• [Written problem] Write out the data again exactly, skipping every picture.

• [Source records]
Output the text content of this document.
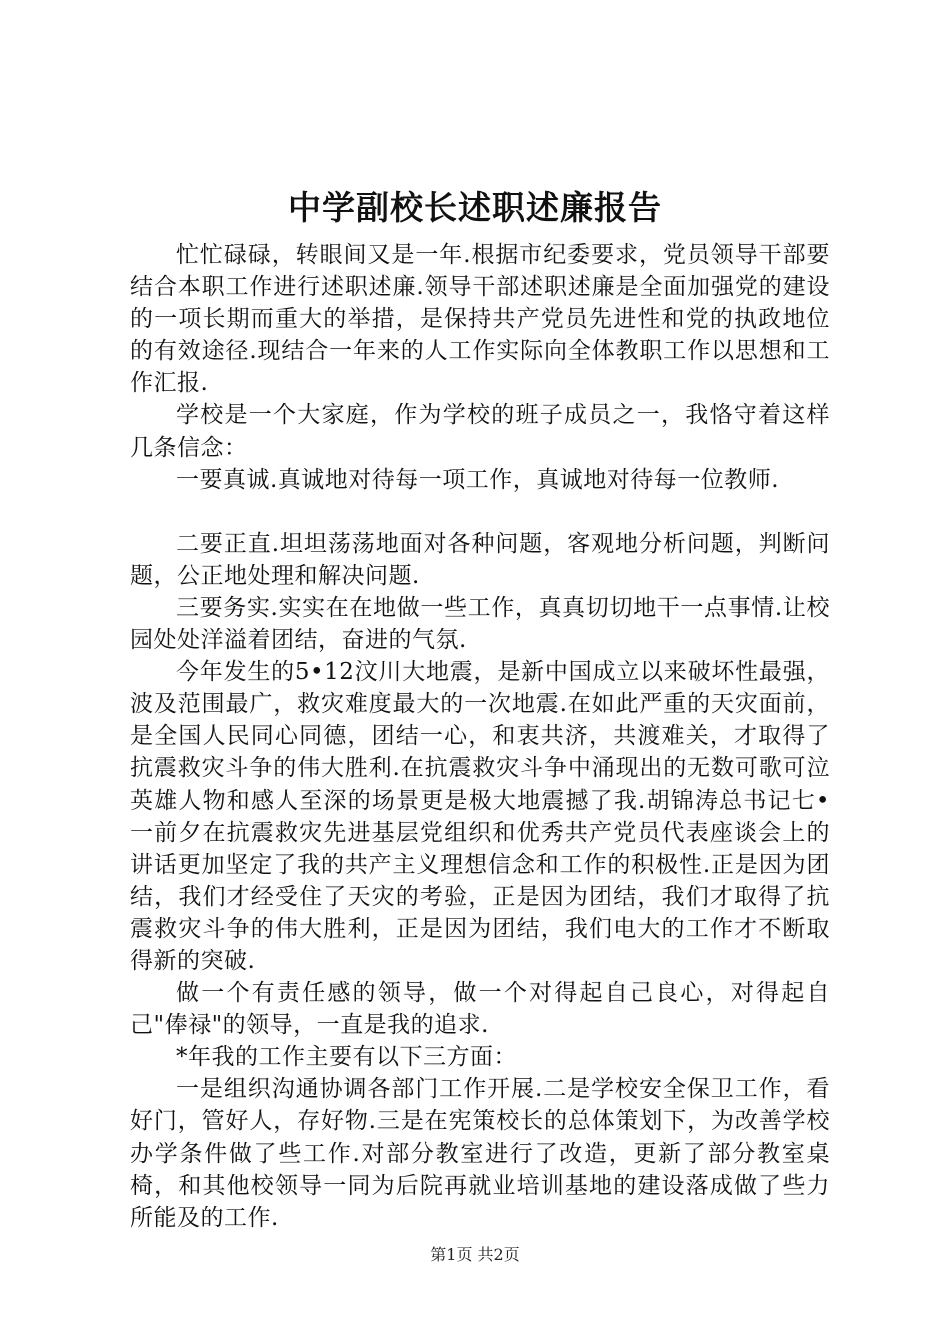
中学副校长述职述廉报告

忙忙碌碌，转眼间又是一年.根据市纪委要求，党员领导干部要结合本职工作进行述职述廉.领导干部述职述廉是全面加强党的建设的一项长期而重大的举措，是保持共产党员先进性和党的执政地位的有效途径.现结合一年来的人工作实际向全体教职工作以思想和工作汇报.

学校是一个大家庭，作为学校的班子成员之一，我恪守着这样几条信念：

一要真诚.真诚地对待每一项工作，真诚地对待每一位教师.

二要正直.坦坦荡荡地面对各种问题，客观地分析问题，判断问题，公正地处理和解决问题.

三要务实.实实在在地做一些工作，真真切切地干一点事情.让校园处处洋溢着团结，奋进的气氛.

今年发生的5•12汶川大地震，是新中国成立以来破坏性最强，波及范围最广，救灾难度最大的一次地震.在如此严重的天灾面前，是全国人民同心同德，团结一心，和衷共济，共渡难关，才取得了抗震救灾斗争的伟大胜利.在抗震救灾斗争中涌现出的无数可歌可泣英雄人物和感人至深的场景更是极大地震撼了我.胡锦涛总书记七•一前夕在抗震救灾先进基层党组织和优秀共产党员代表座谈会上的讲话更加坚定了我的共产主义理想信念和工作的积极性.正是因为团结，我们才经受住了天灾的考验，正是因为团结，我们才取得了抗震救灾斗争的伟大胜利，正是因为团结，我们电大的工作才不断取得新的突破.

做一个有责任感的领导，做一个对得起自己良心，对得起自己"俸禄"的领导，一直是我的追求.

*年我的工作主要有以下三方面：

一是组织沟通协调各部门工作开展.二是学校安全保卫工作，看好门，管好人，存好物.三是在宪策校长的总体策划下，为改善学校办学条件做了些工作.对部分教室进行了改造，更新了部分教室桌椅，和其他校领导一同为后院再就业培训基地的建设落成做了些力所能及的工作.

第1页 共2页
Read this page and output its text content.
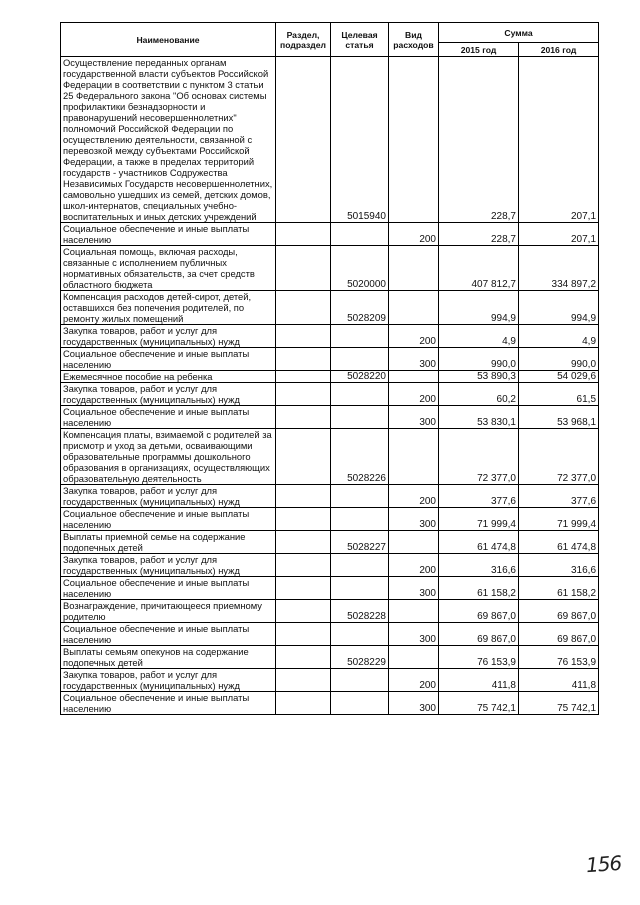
Наименование	Раздел, подраздел	Целевая статья	Вид расходов	Сумма	
				2015 год	2016 год
Осуществление переданных органам государственной власти субъектов Российской Федерации в соответствии с пунктом 3 статьи 25 Федерального закона "Об основах системы профилактики безнадзорности и правонарушений несовершеннолетних" полномочий Российской Федерации по осуществлению деятельности, связанной с перевозкой между субъектами Российской Федерации, а также в пределах территорий государств - участников Содружества Независимых Государств несовершеннолетних, самовольно ушедших из семей, детских домов, школ-интернатов, специальных учебно-воспитательных и иных детских учреждений		5015940		228,7	207,1
Социальное обеспечение и иные выплаты населению			200	228,7	207,1
Социальная помощь, включая расходы, связанные с исполнением публичных нормативных обязательств, за счет средств областного бюджета		5020000		407 812,7	334 897,2
Компенсация расходов детей-сирот, детей, оставшихся без попечения родителей, по ремонту жилых помещений		5028209		994,9	994,9
Закупка товаров, работ и услуг для государственных (муниципальных) нужд			200	4,9	4,9
Социальное обеспечение и иные выплаты населению			300	990,0	990,0
Ежемесячное пособие на ребенка		5028220		53 890,3	54 029,6
Закупка товаров, работ и услуг для государственных (муниципальных) нужд			200	60,2	61,5
Социальное обеспечение и иные выплаты населению			300	53 830,1	53 968,1
Компенсация платы, взимаемой с родителей за присмотр и уход за детьми, осваивающими образовательные программы дошкольного образования в организациях, осуществляющих образовательную деятельность		5028226		72 377,0	72 377,0
Закупка товаров, работ и услуг для государственных (муниципальных) нужд			200	377,6	377,6
Социальное обеспечение и иные выплаты населению			300	71 999,4	71 999,4
Выплаты приемной семье на содержание подопечных детей		5028227		61 474,8	61 474,8
Закупка товаров, работ и услуг для государственных (муниципальных) нужд			200	316,6	316,6
Социальное обеспечение и иные выплаты населению			300	61 158,2	61 158,2
Вознаграждение, причитающееся приемному родителю		5028228		69 867,0	69 867,0
Социальное обеспечение и иные выплаты населению			300	69 867,0	69 867,0
Выплаты семьям опекунов на содержание подопечных детей		5028229		76 153,9	76 153,9
Закупка товаров, работ и услуг для государственных (муниципальных) нужд			200	411,8	411,8
Социальное обеспечение и иные выплаты населению			300	75 742,1	75 742,1
156
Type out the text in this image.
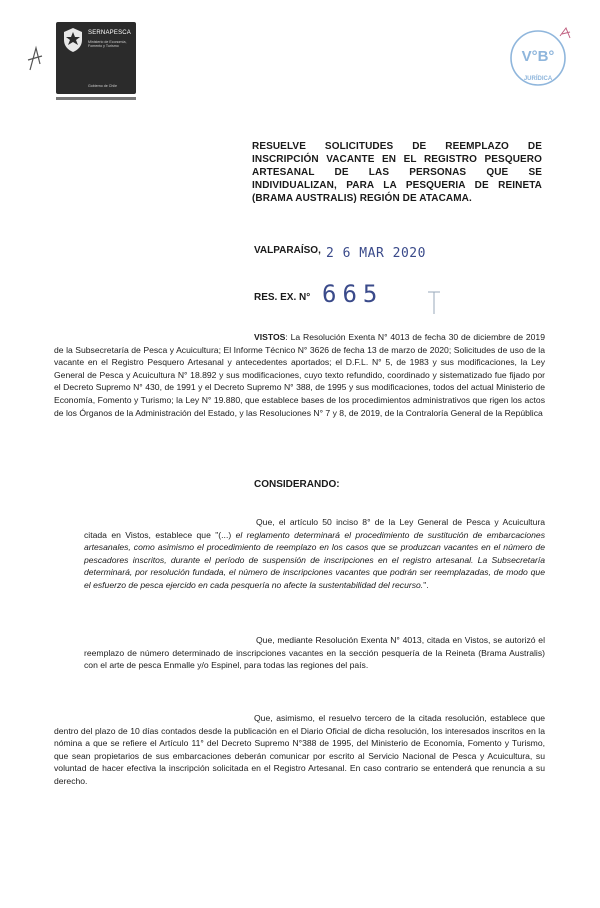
SERNAPESCA
Ministerio de Economía, Fomento y Turismo
Gobierno de Chile
V°B°
JURÍDICA
RESUELVE SOLICITUDES DE REEMPLAZO DE INSCRIPCIÓN VACANTE EN EL REGISTRO PESQUERO ARTESANAL DE LAS PERSONAS QUE SE INDIVIDUALIZAN, PARA LA PESQUERIA DE REINETA (BRAMA AUSTRALIS) REGIÓN DE ATACAMA.
VALPARAÍSO, 2 6 MAR 2020
RES. EX. N° 665
VISTOS: La Resolución Exenta N° 4013 de fecha 30 de diciembre de 2019 de la Subsecretaría de Pesca y Acuicultura; El Informe Técnico N° 3626 de fecha 13 de marzo de 2020; Solicitudes de uso de la vacante en el Registro Pesquero Artesanal y antecedentes aportados; el D.F.L. N° 5, de 1983 y sus modificaciones, la Ley General de Pesca y Acuicultura N° 18.892 y sus modificaciones, cuyo texto refundido, coordinado y sistematizado fue fijado por el Decreto Supremo N° 430, de 1991 y el Decreto Supremo N° 388, de 1995 y sus modificaciones, todos del actual Ministerio de Economía, Fomento y Turismo; la Ley N° 19.880, que establece bases de los procedimientos administrativos que rigen los actos de los Órganos de la Administración del Estado, y las Resoluciones N° 7 y 8, de 2019, de la Contraloría General de la República
CONSIDERANDO:
Que, el artículo 50 inciso 8° de la Ley General de Pesca y Acuicultura citada en Vistos, establece que "(...) el reglamento determinará el procedimiento de sustitución de embarcaciones artesanales, como asimismo el procedimiento de reemplazo en los casos que se produzcan vacantes en el número de pescadores inscritos, durante el período de suspensión de inscripciones en el registro artesanal. La Subsecretaría determinará, por resolución fundada, el número de inscripciones vacantes que podrán ser reemplazadas, de modo que el esfuerzo de pesca ejercido en cada pesquería no afecte la sustentabilidad del recurso.".
Que, mediante Resolución Exenta N° 4013, citada en Vistos, se autorizó el reemplazo de número determinado de inscripciones vacantes en la sección pesquería de la Reineta (Brama Australis) con el arte de pesca Enmalle y/o Espinel, para todas las regiones del país.
Que, asimismo, el resuelvo tercero de la citada resolución, establece que dentro del plazo de 10 días contados desde la publicación en el Diario Oficial de dicha resolución, los interesados inscritos en la nómina a que se refiere el Artículo 11° del Decreto Supremo N°388 de 1995, del Ministerio de Economía, Fomento y Turismo, que sean propietarios de sus embarcaciones deberán comunicar por escrito al Servicio Nacional de Pesca y Acuicultura, su voluntad de hacer efectiva la inscripción solicitada en el Registro Artesanal. En caso contrario se entenderá que renuncia a su derecho.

• [Task result]
Output the text content of this document.
中学副校长述职述廉报告

忙忙碌碌，转眼间又是一年.根据市纪委要求，党员领导干部要结合本职工作进行述职述廉.领导干部述职述廉是全面加强党的建设的一项长期而重大的举措，是保持共产党员先进性和党的执政地位的有效途径.现结合一年来的人工作实际向全体教职工作以思想和工作汇报.

学校是一个大家庭，作为学校的班子成员之一，我恪守着这样几条信念：

一要真诚.真诚地对待每一项工作，真诚地对待每一位教师.

二要正直.坦坦荡荡地面对各种问题，客观地分析问题，判断问题，公正地处理和解决问题.

三要务实.实实在在地做一些工作，真真切切地干一点事情.让校园处处洋溢着团结，奋进的气氛.

今年发生的5•12汶川大地震，是新中国成立以来破坏性最强，波及范围最广，救灾难度最大的一次地震.在如此严重的天灾面前，是全国人民同心同德，团结一心，和衷共济，共渡难关，才取得了抗震救灾斗争的伟大胜利.在抗震救灾斗争中涌现出的无数可歌可泣英雄人物和感人至深的场景更是极大地震撼了我.胡锦涛总书记七•一前夕在抗震救灾先进基层党组织和优秀共产党员代表座谈会上的讲话更加坚定了我的共产主义理想信念和工作的积极性.正是因为团结，我们才经受住了天灾的考验，正是因为团结，我们才取得了抗震救灾斗争的伟大胜利，正是因为团结，我们电大的工作才不断取得新的突破.

做一个有责任感的领导，做一个对得起自己良心，对得起自己"俸禄"的领导，一直是我的追求.

*年我的工作主要有以下三方面：

一是组织沟通协调各部门工作开展.二是学校安全保卫工作，看好门，管好人，存好物.三是在宪策校长的总体策划下，为改善学校办学条件做了些工作.对部分教室进行了改造，更新了部分教室桌椅，和其他校领导一同为后院再就业培训基地的建设落成做了些力所能及的工作.

第1页 共2页
Read this page and output its text content.
Наименование	Раздел, подраздел	Целевая статья	Вид расходов	Сумма	
				2015 год	2016 год
Осуществление переданных органам государственной власти субъектов Российской Федерации в соответствии с пунктом 3 статьи 25 Федерального закона "Об основах системы профилактики безнадзорности и правонарушений несовершеннолетних" полномочий Российской Федерации по осуществлению деятельности, связанной с перевозкой между субъектами Российской Федерации, а также в пределах территорий государств - участников Содружества Независимых Государств несовершеннолетних, самовольно ушедших из семей, детских домов, школ-интернатов, специальных учебно-воспитательных и иных детских учреждений		5015940		228,7	207,1
Социальное обеспечение и иные выплаты населению			200	228,7	207,1
Социальная помощь, включая расходы, связанные с исполнением публичных нормативных обязательств, за счет средств областного бюджета		5020000		407 812,7	334 897,2
Компенсация расходов детей-сирот, детей, оставшихся без попечения родителей, по ремонту жилых помещений		5028209		994,9	994,9
Закупка товаров, работ и услуг для государственных (муниципальных) нужд			200	4,9	4,9
Социальное обеспечение и иные выплаты населению			300	990,0	990,0
Ежемесячное пособие на ребенка		5028220		53 890,3	54 029,6
Закупка товаров, работ и услуг для государственных (муниципальных) нужд			200	60,2	61,5
Социальное обеспечение и иные выплаты населению			300	53 830,1	53 968,1
Компенсация платы, взимаемой с родителей за присмотр и уход за детьми, осваивающими образовательные программы дошкольного образования в организациях, осуществляющих образовательную деятельность		5028226		72 377,0	72 377,0
Закупка товаров, работ и услуг для государственных (муниципальных) нужд			200	377,6	377,6
Социальное обеспечение и иные выплаты населению			300	71 999,4	71 999,4
Выплаты приемной семье на содержание подопечных детей		5028227		61 474,8	61 474,8
Закупка товаров, работ и услуг для государственных (муниципальных) нужд			200	316,6	316,6
Социальное обеспечение и иные выплаты населению			300	61 158,2	61 158,2
Вознаграждение, причитающееся приемному родителю		5028228		69 867,0	69 867,0
Социальное обеспечение и иные выплаты населению			300	69 867,0	69 867,0
Выплаты семьям опекунов на содержание подопечных детей		5028229		76 153,9	76 153,9
Закупка товаров, работ и услуг для государственных (муниципальных) нужд			200	411,8	411,8
Социальное обеспечение и иные выплаты населению			300	75 742,1	75 742,1
156
Type out the text in this image.
SERNAPESCA
Ministerio de Economía, Fomento y Turismo
Gobierno de Chile
V°B°
JURÍDICA
RESUELVE SOLICITUDES DE REEMPLAZO DE INSCRIPCIÓN VACANTE EN EL REGISTRO PESQUERO ARTESANAL DE LAS PERSONAS QUE SE INDIVIDUALIZAN, PARA LA PESQUERIA DE REINETA (BRAMA AUSTRALIS) REGIÓN DE ATACAMA.
VALPARAÍSO, 2 6 MAR 2020
RES. EX. N° 665
VISTOS: La Resolución Exenta N° 4013 de fecha 30 de diciembre de 2019 de la Subsecretaría de Pesca y Acuicultura; El Informe Técnico N° 3626 de fecha 13 de marzo de 2020; Solicitudes de uso de la vacante en el Registro Pesquero Artesanal y antecedentes aportados; el D.F.L. N° 5, de 1983 y sus modificaciones, la Ley General de Pesca y Acuicultura N° 18.892 y sus modificaciones, cuyo texto refundido, coordinado y sistematizado fue fijado por el Decreto Supremo N° 430, de 1991 y el Decreto Supremo N° 388, de 1995 y sus modificaciones, todos del actual Ministerio de Economía, Fomento y Turismo; la Ley N° 19.880, que establece bases de los procedimientos administrativos que rigen los actos de los Órganos de la Administración del Estado, y las Resoluciones N° 7 y 8, de 2019, de la Contraloría General de la República
CONSIDERANDO:
Que, el artículo 50 inciso 8° de la Ley General de Pesca y Acuicultura citada en Vistos, establece que "(...) el reglamento determinará el procedimiento de sustitución de embarcaciones artesanales, como asimismo el procedimiento de reemplazo en los casos que se produzcan vacantes en el número de pescadores inscritos, durante el período de suspensión de inscripciones en el registro artesanal. La Subsecretaría determinará, por resolución fundada, el número de inscripciones vacantes que podrán ser reemplazadas, de modo que el esfuerzo de pesca ejercido en cada pesquería no afecte la sustentabilidad del recurso.".
Que, mediante Resolución Exenta N° 4013, citada en Vistos, se autorizó el reemplazo de número determinado de inscripciones vacantes en la sección pesquería de la Reineta (Brama Australis) con el arte de pesca Enmalle y/o Espinel, para todas las regiones del país.
Que, asimismo, el resuelvo tercero de la citada resolución, establece que dentro del plazo de 10 días contados desde la publicación en el Diario Oficial de dicha resolución, los interesados inscritos en la nómina a que se refiere el Artículo 11° del Decreto Supremo N°388 de 1995, del Ministerio de Economía, Fomento y Turismo, que sean propietarios de sus embarcaciones deberán comunicar por escrito al Servicio Nacional de Pesca y Acuicultura, su voluntad de hacer efectiva la inscripción solicitada en el Registro Artesanal. En caso contrario se entenderá que renuncia a su derecho.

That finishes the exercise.